The problem = Copy every line of the data that contains the string "Sueuorum".

──────── Extracted material ────────

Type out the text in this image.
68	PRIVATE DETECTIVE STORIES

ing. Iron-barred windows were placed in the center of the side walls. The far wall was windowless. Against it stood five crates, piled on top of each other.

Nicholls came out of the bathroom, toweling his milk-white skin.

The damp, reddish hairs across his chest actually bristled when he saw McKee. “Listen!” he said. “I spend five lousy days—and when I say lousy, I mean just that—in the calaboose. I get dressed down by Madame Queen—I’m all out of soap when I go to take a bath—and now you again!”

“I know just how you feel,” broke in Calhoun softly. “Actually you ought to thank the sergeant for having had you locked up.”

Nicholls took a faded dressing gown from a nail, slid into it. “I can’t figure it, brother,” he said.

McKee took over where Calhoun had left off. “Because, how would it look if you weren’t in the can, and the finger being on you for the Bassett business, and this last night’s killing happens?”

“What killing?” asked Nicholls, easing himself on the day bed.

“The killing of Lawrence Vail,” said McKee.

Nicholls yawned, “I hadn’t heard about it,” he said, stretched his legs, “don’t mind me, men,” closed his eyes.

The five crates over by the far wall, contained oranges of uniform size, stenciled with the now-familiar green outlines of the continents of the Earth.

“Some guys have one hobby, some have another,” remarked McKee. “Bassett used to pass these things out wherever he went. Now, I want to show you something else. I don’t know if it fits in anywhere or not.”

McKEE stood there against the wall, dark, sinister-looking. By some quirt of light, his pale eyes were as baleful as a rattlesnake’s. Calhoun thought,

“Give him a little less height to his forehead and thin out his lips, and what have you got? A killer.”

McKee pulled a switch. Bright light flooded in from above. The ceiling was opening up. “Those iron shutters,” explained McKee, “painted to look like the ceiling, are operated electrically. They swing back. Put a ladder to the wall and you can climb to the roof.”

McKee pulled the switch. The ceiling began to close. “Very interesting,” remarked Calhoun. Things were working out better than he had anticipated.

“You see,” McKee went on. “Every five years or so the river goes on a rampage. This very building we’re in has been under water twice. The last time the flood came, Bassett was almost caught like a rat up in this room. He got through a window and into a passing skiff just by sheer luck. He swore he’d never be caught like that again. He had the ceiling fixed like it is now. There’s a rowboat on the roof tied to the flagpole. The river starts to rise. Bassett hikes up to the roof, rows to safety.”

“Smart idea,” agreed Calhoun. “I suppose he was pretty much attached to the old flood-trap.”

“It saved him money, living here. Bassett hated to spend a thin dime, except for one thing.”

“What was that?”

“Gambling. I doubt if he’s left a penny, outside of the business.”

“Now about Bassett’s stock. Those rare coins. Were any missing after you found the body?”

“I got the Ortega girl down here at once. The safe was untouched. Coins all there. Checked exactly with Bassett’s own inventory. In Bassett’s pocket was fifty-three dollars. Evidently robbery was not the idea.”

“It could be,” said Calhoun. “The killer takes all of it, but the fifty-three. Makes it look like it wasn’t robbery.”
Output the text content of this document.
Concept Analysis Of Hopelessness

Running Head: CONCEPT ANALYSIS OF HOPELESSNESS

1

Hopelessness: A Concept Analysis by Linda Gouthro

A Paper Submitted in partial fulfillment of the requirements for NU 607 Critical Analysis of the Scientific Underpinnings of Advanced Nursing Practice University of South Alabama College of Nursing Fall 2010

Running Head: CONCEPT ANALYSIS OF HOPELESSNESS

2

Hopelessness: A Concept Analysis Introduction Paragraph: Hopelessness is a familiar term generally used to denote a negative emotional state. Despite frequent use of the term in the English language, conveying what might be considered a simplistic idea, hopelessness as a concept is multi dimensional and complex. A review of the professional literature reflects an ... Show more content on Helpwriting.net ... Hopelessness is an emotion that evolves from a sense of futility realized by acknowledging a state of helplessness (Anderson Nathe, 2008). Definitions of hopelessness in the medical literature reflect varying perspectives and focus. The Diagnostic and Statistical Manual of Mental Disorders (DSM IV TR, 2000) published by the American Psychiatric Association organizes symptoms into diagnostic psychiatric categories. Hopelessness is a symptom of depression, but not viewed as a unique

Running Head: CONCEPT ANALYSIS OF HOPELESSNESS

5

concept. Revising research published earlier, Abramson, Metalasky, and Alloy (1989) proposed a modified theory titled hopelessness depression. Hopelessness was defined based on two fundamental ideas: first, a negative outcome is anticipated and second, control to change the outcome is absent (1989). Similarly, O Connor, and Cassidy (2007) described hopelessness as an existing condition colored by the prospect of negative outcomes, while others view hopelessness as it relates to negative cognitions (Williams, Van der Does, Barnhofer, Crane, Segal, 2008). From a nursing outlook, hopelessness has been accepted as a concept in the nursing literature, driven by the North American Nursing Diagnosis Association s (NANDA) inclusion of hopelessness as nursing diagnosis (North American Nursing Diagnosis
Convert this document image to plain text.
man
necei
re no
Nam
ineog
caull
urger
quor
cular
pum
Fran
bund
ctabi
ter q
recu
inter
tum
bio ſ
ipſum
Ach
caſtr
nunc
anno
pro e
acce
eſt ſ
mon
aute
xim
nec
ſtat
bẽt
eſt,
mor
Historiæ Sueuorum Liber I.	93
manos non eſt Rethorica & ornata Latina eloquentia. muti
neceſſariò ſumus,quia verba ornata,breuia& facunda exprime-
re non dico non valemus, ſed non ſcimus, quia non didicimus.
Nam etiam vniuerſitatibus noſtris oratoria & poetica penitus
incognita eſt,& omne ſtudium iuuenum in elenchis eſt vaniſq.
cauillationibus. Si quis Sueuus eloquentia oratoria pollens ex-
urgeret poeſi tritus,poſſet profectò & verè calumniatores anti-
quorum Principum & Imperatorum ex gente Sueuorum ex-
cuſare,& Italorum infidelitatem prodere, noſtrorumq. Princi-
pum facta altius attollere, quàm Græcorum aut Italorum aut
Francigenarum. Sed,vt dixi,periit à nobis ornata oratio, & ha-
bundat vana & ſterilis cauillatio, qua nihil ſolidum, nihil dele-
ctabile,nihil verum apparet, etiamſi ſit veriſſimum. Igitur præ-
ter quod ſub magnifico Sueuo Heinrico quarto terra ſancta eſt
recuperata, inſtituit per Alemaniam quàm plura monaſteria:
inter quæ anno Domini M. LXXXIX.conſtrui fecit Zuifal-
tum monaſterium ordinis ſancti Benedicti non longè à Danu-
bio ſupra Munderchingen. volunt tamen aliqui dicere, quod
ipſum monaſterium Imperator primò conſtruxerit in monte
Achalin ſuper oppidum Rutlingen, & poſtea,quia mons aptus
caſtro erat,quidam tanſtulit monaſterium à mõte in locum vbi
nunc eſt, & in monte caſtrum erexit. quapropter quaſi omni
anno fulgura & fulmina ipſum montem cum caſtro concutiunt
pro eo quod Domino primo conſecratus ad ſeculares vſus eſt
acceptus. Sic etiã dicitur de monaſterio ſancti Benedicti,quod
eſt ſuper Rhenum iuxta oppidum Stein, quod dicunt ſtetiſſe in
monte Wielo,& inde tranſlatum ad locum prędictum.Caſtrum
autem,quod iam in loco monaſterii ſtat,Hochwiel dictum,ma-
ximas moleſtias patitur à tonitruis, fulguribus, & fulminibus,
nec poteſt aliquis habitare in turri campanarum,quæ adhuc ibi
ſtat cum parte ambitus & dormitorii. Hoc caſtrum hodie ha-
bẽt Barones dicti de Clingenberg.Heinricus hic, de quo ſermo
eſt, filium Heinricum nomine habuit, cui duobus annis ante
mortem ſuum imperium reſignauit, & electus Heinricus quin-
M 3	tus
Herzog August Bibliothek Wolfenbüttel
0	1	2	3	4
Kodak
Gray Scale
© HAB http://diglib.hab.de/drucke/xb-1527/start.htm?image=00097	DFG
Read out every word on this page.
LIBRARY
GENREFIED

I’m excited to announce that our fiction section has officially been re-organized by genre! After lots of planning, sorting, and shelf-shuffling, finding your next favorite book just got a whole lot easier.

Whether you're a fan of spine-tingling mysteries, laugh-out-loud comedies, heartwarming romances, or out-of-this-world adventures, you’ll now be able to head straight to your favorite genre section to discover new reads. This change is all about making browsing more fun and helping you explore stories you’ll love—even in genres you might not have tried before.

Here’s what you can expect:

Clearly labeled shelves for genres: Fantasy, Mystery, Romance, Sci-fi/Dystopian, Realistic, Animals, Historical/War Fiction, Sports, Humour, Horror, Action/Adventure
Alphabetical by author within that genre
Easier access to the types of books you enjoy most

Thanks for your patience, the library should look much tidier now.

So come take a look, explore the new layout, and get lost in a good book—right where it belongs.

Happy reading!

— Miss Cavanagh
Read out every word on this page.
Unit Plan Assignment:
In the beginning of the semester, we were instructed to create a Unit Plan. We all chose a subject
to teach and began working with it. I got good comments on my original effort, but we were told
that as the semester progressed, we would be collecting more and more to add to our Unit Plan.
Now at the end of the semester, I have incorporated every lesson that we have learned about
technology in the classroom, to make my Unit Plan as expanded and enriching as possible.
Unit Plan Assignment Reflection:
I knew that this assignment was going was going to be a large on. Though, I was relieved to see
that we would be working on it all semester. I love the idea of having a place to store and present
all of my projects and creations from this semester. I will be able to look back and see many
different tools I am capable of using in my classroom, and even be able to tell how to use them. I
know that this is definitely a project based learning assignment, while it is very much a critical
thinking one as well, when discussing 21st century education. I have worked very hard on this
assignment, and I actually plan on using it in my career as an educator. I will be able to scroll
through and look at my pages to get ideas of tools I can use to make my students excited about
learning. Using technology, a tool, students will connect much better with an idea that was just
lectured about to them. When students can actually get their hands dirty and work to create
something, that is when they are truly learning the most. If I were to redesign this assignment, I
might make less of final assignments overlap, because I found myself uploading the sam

────────

Solution =
Historiæ Sueuorum Liber I.	93
quorum Principum & Imperatorum ex gente Sueuorum ex-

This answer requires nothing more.